::: DATA ROWS :::

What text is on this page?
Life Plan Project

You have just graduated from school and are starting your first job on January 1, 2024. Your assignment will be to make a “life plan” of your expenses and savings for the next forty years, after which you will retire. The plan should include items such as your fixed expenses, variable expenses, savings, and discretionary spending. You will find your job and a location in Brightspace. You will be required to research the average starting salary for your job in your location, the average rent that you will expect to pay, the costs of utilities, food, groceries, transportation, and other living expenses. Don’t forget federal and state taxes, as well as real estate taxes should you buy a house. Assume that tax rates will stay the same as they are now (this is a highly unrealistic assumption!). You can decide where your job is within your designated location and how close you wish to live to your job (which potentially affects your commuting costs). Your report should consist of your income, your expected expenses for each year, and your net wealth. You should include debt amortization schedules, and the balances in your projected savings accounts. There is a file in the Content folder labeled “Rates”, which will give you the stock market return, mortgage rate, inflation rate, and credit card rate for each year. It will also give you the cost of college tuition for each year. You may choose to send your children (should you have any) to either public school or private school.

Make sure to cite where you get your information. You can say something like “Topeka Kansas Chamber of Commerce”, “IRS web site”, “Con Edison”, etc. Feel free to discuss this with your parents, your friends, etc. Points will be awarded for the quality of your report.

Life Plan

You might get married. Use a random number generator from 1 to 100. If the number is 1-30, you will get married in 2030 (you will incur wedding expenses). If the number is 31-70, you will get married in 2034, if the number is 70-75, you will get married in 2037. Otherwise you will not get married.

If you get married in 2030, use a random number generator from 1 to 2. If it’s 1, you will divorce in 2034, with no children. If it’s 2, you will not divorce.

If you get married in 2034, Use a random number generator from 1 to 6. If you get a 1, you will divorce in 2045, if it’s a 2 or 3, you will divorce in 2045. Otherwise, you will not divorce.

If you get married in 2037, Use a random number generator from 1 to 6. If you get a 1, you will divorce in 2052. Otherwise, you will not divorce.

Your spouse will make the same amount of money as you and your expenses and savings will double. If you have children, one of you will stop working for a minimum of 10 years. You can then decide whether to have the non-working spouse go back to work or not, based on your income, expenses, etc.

:::

• REQUIRED TASK
Copy all of the material word for word.

• WRITTEN SOLUTION
What text is on this page?
Life Plan Project

You have just graduated from school and are starting your first job on January 1, 2024. Your assignment will be to make a “life plan” of your expenses and savings for the next forty years, after which you will retire. The plan should include items such as your fixed expenses, variable expenses, savings, and discretionary spending. You will find your job and a location in Brightspace. You will be required to research the average starting salary for your job in your location, the average rent that you will expect to pay, the costs of utilities, food, groceries, transportation, and other living expenses. Don’t forget federal and state taxes, as well as real estate taxes should you buy a house. Assume that tax rates will stay the same as they are now (this is a highly unrealistic assumption!). You can decide where your job is within your designated location and how close you wish to live to your job (which potentially affects your commuting costs). Your report should consist of your income, your expected expenses for each year, and your net wealth. You should include debt amortization schedules, and the balances in your projected savings accounts. There is a file in the Content folder labeled “Rates”, which will give you the stock market return, mortgage rate, inflation rate, and credit card rate for each year. It will also give you the cost of college tuition for each year. You may choose to send your children (should you have any) to either public school or private school.

Make sure to cite where you get your information. You can say something like “Topeka Kansas Chamber of Commerce”, “IRS web site”, “Con Edison”, etc. Feel free to discuss this with your parents, your friends, etc. Points will be awarded for the quality of your report.

Life Plan

You might get married. Use a random number generator from 1 to 100. If the number is 1-30, you will get married in 2030 (you will incur wedding expenses). If the number is 31-70, you will get married in 2034, if the number is 70-75, you will get married in 2037. Otherwise you will not get married.

If you get married in 2030, use a random number generator from 1 to 2. If it’s 1, you will divorce in 2034, with no children. If it’s 2, you will not divorce.

If you get married in 2034, Use a random number generator from 1 to 6. If you get a 1, you will divorce in 2045, if it’s a 2 or 3, you will divorce in 2045. Otherwise, you will not divorce.

If you get married in 2037, Use a random number generator from 1 to 6. If you get a 1, you will divorce in 2052. Otherwise, you will not divorce.

Your spouse will make the same amount of money as you and your expenses and savings will double. If you have children, one of you will stop working for a minimum of 10 years. You can then decide whether to have the non-working spouse go back to work or not, based on your income, expenses, etc.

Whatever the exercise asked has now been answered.